[Dataset records on visual material]

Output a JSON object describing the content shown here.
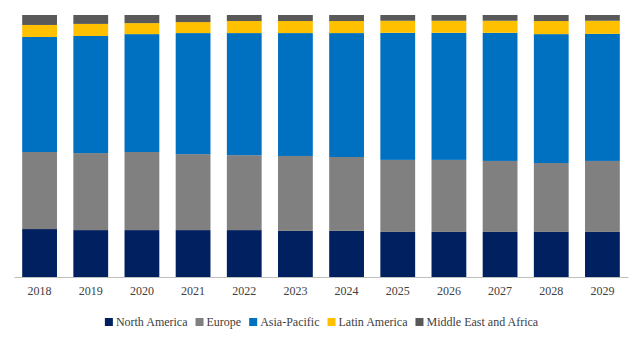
{
  "chart_data": {
    "type": "bar",
    "stacked": true,
    "tick_labels": "x",
    "legend": "bottom",
    "categories": [
      "2018",
      "2019",
      "2020",
      "2021",
      "2022",
      "2023",
      "2024",
      "2025",
      "2026",
      "2027",
      "2028",
      "2029"
    ],
    "ylim": [
      0,
      100
    ],
    "series": [
      {
        "name": "North America",
        "color": "#002060",
        "values": [
          18.3,
          17.9,
          17.9,
          17.9,
          17.9,
          17.6,
          17.6,
          17.2,
          17.2,
          17.2,
          17.2,
          17.2
        ]
      },
      {
        "name": "Europe",
        "color": "#808080",
        "values": [
          29.4,
          29.4,
          29.8,
          29.0,
          28.6,
          28.6,
          28.2,
          27.5,
          27.5,
          27.1,
          26.3,
          27.1
        ]
      },
      {
        "name": "Asia-Pacific",
        "color": "#0070c0",
        "values": [
          43.9,
          44.7,
          45.0,
          46.2,
          46.6,
          46.9,
          47.3,
          48.5,
          48.5,
          48.9,
          49.2,
          48.5
        ]
      },
      {
        "name": "Latin America",
        "color": "#ffc000",
        "values": [
          4.6,
          4.6,
          4.2,
          4.2,
          4.6,
          4.6,
          4.6,
          4.6,
          4.6,
          4.6,
          5.0,
          5.0
        ]
      },
      {
        "name": "Middle East and Africa",
        "color": "#595959",
        "values": [
          3.8,
          3.4,
          3.1,
          2.7,
          2.3,
          2.3,
          2.3,
          2.2,
          2.2,
          2.2,
          2.3,
          2.2
        ]
      }
    ]
  }
}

_GIVEN REQUEST_: Copy out each line word for word, please, skipping the images.

_THE RESPONSE_:
Output a JSON object describing the content shown here.
{
  "chart_data": {
    "type": "bar",
    "stacked": true,
    "tick_labels": "x",
    "legend": "bottom",
    "categories": [
      "2018",
      "2019",
      "2020",
      "2021",
      "2022",
      "2023",
      "2024",
      "2025",
      "2026",
      "2027",
      "2028",
      "2029"
    ],
    "ylim": [
      0,
      100
    ],
    "series": [
      {
        "name": "North America",
        "color": "#002060",
        "values": [
          18.3,
          17.9,
          17.9,
          17.9,
          17.9,
          17.6,
          17.6,
          17.2,
          17.2,
          17.2,
          17.2,
          17.2
        ]
      },
      {
        "name": "Europe",
        "color": "#808080",
        "values": [
          29.4,
          29.4,
          29.8,
          29.0,
          28.6,
          28.6,
          28.2,
          27.5,
          27.5,
          27.1,
          26.3,
          27.1
        ]
      },
      {
        "name": "Asia-Pacific",
        "color": "#0070c0",
        "values": [
          43.9,
          44.7,
          45.0,
          46.2,
          46.6,
          46.9,
          47.3,
          48.5,
          48.5,
          48.9,
          49.2,
          48.5
        ]
      },
      {
        "name": "Latin America",
        "color": "#ffc000",
        "values": [
          4.6,
          4.6,
          4.2,
          4.2,
          4.6,
          4.6,
          4.6,
          4.6,
          4.6,
          4.6,
          5.0,
          5.0
        ]
      },
      {
        "name": "Middle East and Africa",
        "color": "#595959",
        "values": [
          3.8,
          3.4,
          3.1,
          2.7,
          2.3,
          2.3,
          2.3,
          2.2,
          2.2,
          2.2,
          2.3,
          2.2
        ]
      }
    ]
  }
}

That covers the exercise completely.